_Work instruction_:
Lines with "synonyms": copy each one from the listing below.

_Provided data_:
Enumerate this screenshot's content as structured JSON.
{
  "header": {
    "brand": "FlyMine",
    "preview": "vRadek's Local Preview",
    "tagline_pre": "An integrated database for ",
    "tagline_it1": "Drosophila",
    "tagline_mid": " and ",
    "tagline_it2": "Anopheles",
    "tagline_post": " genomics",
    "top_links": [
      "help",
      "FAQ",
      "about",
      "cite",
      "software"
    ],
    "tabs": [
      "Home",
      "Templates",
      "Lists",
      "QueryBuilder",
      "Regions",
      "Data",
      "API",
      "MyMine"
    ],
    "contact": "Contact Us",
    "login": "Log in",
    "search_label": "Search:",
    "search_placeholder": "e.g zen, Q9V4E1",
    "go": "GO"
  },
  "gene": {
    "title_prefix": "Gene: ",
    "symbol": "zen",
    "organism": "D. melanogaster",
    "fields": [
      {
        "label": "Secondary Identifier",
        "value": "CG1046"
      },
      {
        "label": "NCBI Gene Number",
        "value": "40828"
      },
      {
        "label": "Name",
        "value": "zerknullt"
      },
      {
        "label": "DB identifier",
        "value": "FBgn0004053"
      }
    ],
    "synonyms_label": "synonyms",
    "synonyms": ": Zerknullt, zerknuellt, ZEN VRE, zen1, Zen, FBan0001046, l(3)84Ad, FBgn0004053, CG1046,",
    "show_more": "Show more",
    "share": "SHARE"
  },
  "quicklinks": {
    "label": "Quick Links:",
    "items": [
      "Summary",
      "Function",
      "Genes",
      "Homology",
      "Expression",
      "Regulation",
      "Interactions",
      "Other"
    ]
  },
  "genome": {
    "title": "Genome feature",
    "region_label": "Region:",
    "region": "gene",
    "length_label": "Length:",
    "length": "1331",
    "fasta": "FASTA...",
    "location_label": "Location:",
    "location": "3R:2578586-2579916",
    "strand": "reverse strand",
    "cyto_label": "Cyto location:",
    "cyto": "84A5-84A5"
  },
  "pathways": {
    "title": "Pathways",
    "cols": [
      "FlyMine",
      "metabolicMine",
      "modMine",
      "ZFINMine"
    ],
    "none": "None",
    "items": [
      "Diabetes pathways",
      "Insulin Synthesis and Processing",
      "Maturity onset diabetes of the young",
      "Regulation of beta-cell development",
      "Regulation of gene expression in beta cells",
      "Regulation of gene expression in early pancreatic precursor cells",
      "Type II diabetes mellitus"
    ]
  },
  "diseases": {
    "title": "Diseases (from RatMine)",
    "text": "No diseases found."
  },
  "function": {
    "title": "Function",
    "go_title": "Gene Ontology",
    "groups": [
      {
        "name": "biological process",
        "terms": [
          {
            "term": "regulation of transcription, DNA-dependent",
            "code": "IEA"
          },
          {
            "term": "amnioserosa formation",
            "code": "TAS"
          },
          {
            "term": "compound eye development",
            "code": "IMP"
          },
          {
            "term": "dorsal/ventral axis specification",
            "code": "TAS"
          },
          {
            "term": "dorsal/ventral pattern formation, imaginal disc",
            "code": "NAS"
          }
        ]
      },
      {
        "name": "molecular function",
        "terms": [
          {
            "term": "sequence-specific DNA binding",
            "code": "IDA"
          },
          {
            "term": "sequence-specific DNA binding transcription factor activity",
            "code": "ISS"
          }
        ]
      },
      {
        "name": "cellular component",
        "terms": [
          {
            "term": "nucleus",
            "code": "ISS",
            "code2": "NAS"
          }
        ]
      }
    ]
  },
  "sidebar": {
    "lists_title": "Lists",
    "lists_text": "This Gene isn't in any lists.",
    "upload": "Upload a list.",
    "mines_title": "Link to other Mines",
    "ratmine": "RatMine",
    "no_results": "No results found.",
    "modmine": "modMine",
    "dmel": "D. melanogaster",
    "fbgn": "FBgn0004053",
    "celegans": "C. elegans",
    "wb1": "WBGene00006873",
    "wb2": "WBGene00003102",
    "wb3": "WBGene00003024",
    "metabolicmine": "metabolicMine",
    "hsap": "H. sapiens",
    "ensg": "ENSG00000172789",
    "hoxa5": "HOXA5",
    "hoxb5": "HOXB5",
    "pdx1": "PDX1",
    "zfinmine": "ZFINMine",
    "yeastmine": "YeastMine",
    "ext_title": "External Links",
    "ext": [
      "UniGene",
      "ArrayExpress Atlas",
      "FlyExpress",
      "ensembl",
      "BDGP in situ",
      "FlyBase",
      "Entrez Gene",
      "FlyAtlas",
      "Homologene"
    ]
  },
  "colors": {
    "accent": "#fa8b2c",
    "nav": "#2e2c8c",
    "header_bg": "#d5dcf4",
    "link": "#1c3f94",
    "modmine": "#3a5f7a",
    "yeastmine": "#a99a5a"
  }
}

_Answer below_:
    "synonyms_label": "synonyms",
    "synonyms": ": Zerknullt, zerknuellt, ZEN VRE, zen1, Zen, FBan0001046, l(3)84Ad, FBgn0004053, CG1046,",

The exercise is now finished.